DATA SUPPLIED |
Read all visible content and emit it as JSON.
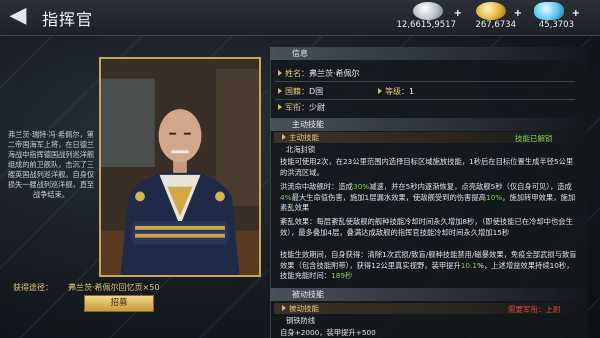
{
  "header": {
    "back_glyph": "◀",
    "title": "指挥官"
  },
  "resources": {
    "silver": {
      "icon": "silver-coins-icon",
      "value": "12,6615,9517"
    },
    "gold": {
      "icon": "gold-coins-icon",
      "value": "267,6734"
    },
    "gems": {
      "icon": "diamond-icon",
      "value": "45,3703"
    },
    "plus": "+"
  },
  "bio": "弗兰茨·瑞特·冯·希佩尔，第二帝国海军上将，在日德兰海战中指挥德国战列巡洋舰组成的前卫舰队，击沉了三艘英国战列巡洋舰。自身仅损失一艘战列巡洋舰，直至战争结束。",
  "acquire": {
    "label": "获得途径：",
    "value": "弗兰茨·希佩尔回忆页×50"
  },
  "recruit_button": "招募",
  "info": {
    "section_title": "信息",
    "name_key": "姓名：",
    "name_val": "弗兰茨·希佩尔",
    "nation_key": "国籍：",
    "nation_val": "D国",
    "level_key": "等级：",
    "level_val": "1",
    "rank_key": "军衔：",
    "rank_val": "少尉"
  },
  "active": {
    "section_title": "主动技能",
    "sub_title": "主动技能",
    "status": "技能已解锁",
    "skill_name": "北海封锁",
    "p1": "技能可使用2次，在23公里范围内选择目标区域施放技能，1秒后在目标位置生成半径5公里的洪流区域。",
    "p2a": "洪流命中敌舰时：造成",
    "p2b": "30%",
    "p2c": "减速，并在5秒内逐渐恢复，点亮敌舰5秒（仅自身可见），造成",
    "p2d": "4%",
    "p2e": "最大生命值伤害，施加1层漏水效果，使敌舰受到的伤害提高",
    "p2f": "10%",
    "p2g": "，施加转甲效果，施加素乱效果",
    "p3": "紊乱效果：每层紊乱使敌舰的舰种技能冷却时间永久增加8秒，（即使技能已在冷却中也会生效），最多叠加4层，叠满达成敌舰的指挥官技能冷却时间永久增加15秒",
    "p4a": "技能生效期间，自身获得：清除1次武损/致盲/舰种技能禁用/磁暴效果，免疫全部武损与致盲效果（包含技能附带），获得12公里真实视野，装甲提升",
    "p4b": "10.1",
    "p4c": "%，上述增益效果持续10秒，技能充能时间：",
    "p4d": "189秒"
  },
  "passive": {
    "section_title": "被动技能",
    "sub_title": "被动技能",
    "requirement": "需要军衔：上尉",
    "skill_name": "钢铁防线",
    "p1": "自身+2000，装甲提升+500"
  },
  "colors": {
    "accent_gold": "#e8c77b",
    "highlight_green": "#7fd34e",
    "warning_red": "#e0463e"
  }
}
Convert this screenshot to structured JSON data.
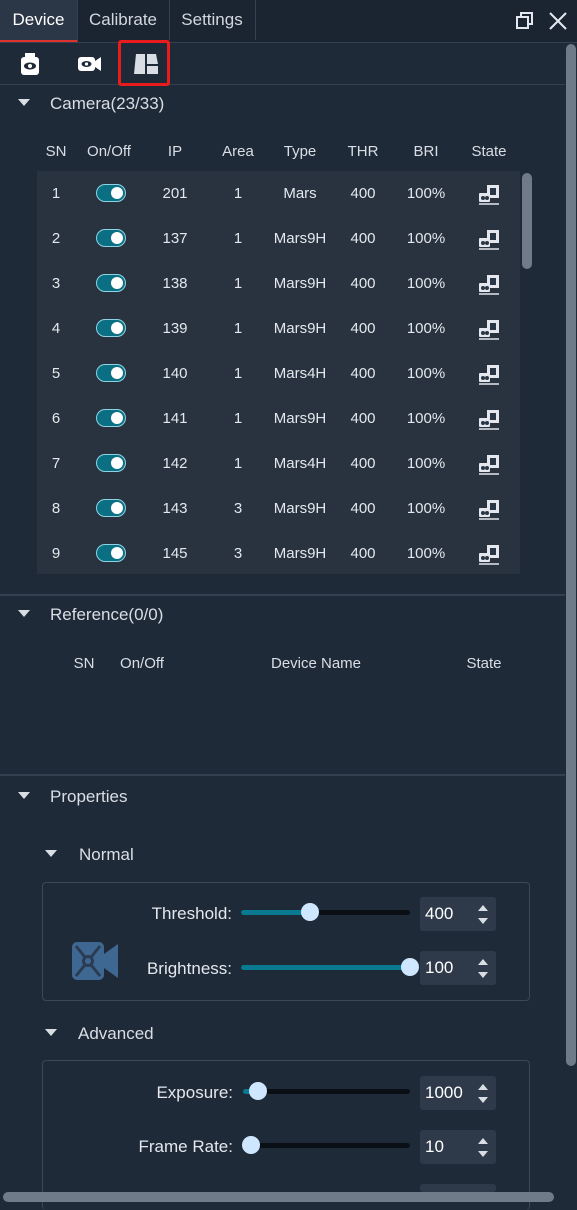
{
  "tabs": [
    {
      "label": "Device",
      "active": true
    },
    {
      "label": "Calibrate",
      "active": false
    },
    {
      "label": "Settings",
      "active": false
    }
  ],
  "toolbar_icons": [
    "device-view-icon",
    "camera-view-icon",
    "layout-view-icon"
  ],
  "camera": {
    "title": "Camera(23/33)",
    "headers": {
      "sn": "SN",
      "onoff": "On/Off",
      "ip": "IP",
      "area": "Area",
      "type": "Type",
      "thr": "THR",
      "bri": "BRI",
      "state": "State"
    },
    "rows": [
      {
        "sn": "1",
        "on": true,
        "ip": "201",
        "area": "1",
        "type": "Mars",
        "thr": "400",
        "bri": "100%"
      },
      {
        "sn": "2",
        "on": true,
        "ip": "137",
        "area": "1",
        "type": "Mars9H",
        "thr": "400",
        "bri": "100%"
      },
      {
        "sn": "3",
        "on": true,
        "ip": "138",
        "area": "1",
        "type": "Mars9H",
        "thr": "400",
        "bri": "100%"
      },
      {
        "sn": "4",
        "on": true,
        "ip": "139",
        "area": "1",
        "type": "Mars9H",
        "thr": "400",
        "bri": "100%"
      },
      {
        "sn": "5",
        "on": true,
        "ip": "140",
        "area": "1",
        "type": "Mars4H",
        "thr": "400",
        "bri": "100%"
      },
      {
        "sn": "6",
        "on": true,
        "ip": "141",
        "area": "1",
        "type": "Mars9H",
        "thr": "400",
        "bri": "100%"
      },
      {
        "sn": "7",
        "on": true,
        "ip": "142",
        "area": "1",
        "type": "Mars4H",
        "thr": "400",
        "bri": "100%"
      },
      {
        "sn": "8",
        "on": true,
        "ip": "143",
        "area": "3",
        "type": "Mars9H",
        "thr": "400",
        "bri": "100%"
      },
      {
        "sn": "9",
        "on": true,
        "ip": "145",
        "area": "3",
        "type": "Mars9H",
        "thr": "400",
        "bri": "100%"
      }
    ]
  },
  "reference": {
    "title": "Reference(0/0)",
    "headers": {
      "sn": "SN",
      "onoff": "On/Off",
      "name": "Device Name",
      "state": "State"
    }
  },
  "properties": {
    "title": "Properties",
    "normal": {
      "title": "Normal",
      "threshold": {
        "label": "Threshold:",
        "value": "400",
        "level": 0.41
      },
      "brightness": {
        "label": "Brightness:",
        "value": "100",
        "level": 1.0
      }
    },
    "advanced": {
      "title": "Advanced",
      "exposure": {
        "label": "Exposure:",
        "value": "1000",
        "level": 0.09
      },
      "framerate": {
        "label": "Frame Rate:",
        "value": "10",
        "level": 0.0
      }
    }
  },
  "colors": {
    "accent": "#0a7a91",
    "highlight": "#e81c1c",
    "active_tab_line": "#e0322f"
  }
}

SHORT EXERCISE | Output all of the entries verbatim, leaving out any images.

SOLUTION BELOW |
Read all visible content and emit it as JSON.
{
  "header": {
    "back_glyph": "◀",
    "title": "指挥官"
  },
  "resources": {
    "silver": {
      "icon": "silver-coins-icon",
      "value": "12,6615,9517"
    },
    "gold": {
      "icon": "gold-coins-icon",
      "value": "267,6734"
    },
    "gems": {
      "icon": "diamond-icon",
      "value": "45,3703"
    },
    "plus": "+"
  },
  "bio": "弗兰茨·瑞特·冯·希佩尔，第二帝国海军上将，在日德兰海战中指挥德国战列巡洋舰组成的前卫舰队，击沉了三艘英国战列巡洋舰。自身仅损失一艘战列巡洋舰，直至战争结束。",
  "acquire": {
    "label": "获得途径：",
    "value": "弗兰茨·希佩尔回忆页×50"
  },
  "recruit_button": "招募",
  "info": {
    "section_title": "信息",
    "name_key": "姓名：",
    "name_val": "弗兰茨·希佩尔",
    "nation_key": "国籍：",
    "nation_val": "D国",
    "level_key": "等级：",
    "level_val": "1",
    "rank_key": "军衔：",
    "rank_val": "少尉"
  },
  "active": {
    "section_title": "主动技能",
    "sub_title": "主动技能",
    "status": "技能已解锁",
    "skill_name": "北海封锁",
    "p1": "技能可使用2次，在23公里范围内选择目标区域施放技能，1秒后在目标位置生成半径5公里的洪流区域。",
    "p2a": "洪流命中敌舰时：造成",
    "p2b": "30%",
    "p2c": "减速，并在5秒内逐渐恢复，点亮敌舰5秒（仅自身可见），造成",
    "p2d": "4%",
    "p2e": "最大生命值伤害，施加1层漏水效果，使敌舰受到的伤害提高",
    "p2f": "10%",
    "p2g": "，施加转甲效果，施加素乱效果",
    "p3": "紊乱效果：每层紊乱使敌舰的舰种技能冷却时间永久增加8秒，（即使技能已在冷却中也会生效），最多叠加4层，叠满达成敌舰的指挥官技能冷却时间永久增加15秒",
    "p4a": "技能生效期间，自身获得：清除1次武损/致盲/舰种技能禁用/磁暴效果，免疫全部武损与致盲效果（包含技能附带），获得12公里真实视野，装甲提升",
    "p4b": "10.1",
    "p4c": "%，上述增益效果持续10秒，技能充能时间：",
    "p4d": "189秒"
  },
  "passive": {
    "section_title": "被动技能",
    "sub_title": "被动技能",
    "requirement": "需要军衔：上尉",
    "skill_name": "钢铁防线",
    "p1": "自身+2000，装甲提升+500"
  },
  "colors": {
    "accent_gold": "#e8c77b",
    "highlight_green": "#7fd34e",
    "warning_red": "#e0463e"
  }
}
Convert this screenshot to structured JSON data.
{
  "tabs": [
    {
      "label": "Device",
      "active": true
    },
    {
      "label": "Calibrate",
      "active": false
    },
    {
      "label": "Settings",
      "active": false
    }
  ],
  "toolbar_icons": [
    "device-view-icon",
    "camera-view-icon",
    "layout-view-icon"
  ],
  "camera": {
    "title": "Camera(23/33)",
    "headers": {
      "sn": "SN",
      "onoff": "On/Off",
      "ip": "IP",
      "area": "Area",
      "type": "Type",
      "thr": "THR",
      "bri": "BRI",
      "state": "State"
    },
    "rows": [
      {
        "sn": "1",
        "on": true,
        "ip": "201",
        "area": "1",
        "type": "Mars",
        "thr": "400",
        "bri": "100%"
      },
      {
        "sn": "2",
        "on": true,
        "ip": "137",
        "area": "1",
        "type": "Mars9H",
        "thr": "400",
        "bri": "100%"
      },
      {
        "sn": "3",
        "on": true,
        "ip": "138",
        "area": "1",
        "type": "Mars9H",
        "thr": "400",
        "bri": "100%"
      },
      {
        "sn": "4",
        "on": true,
        "ip": "139",
        "area": "1",
        "type": "Mars9H",
        "thr": "400",
        "bri": "100%"
      },
      {
        "sn": "5",
        "on": true,
        "ip": "140",
        "area": "1",
        "type": "Mars4H",
        "thr": "400",
        "bri": "100%"
      },
      {
        "sn": "6",
        "on": true,
        "ip": "141",
        "area": "1",
        "type": "Mars9H",
        "thr": "400",
        "bri": "100%"
      },
      {
        "sn": "7",
        "on": true,
        "ip": "142",
        "area": "1",
        "type": "Mars4H",
        "thr": "400",
        "bri": "100%"
      },
      {
        "sn": "8",
        "on": true,
        "ip": "143",
        "area": "3",
        "type": "Mars9H",
        "thr": "400",
        "bri": "100%"
      },
      {
        "sn": "9",
        "on": true,
        "ip": "145",
        "area": "3",
        "type": "Mars9H",
        "thr": "400",
        "bri": "100%"
      }
    ]
  },
  "reference": {
    "title": "Reference(0/0)",
    "headers": {
      "sn": "SN",
      "onoff": "On/Off",
      "name": "Device Name",
      "state": "State"
    }
  },
  "properties": {
    "title": "Properties",
    "normal": {
      "title": "Normal",
      "threshold": {
        "label": "Threshold:",
        "value": "400",
        "level": 0.41
      },
      "brightness": {
        "label": "Brightness:",
        "value": "100",
        "level": 1.0
      }
    },
    "advanced": {
      "title": "Advanced",
      "exposure": {
        "label": "Exposure:",
        "value": "1000",
        "level": 0.09
      },
      "framerate": {
        "label": "Frame Rate:",
        "value": "10",
        "level": 0.0
      }
    }
  },
  "colors": {
    "accent": "#0a7a91",
    "highlight": "#e81c1c",
    "active_tab_line": "#e0322f"
  }
}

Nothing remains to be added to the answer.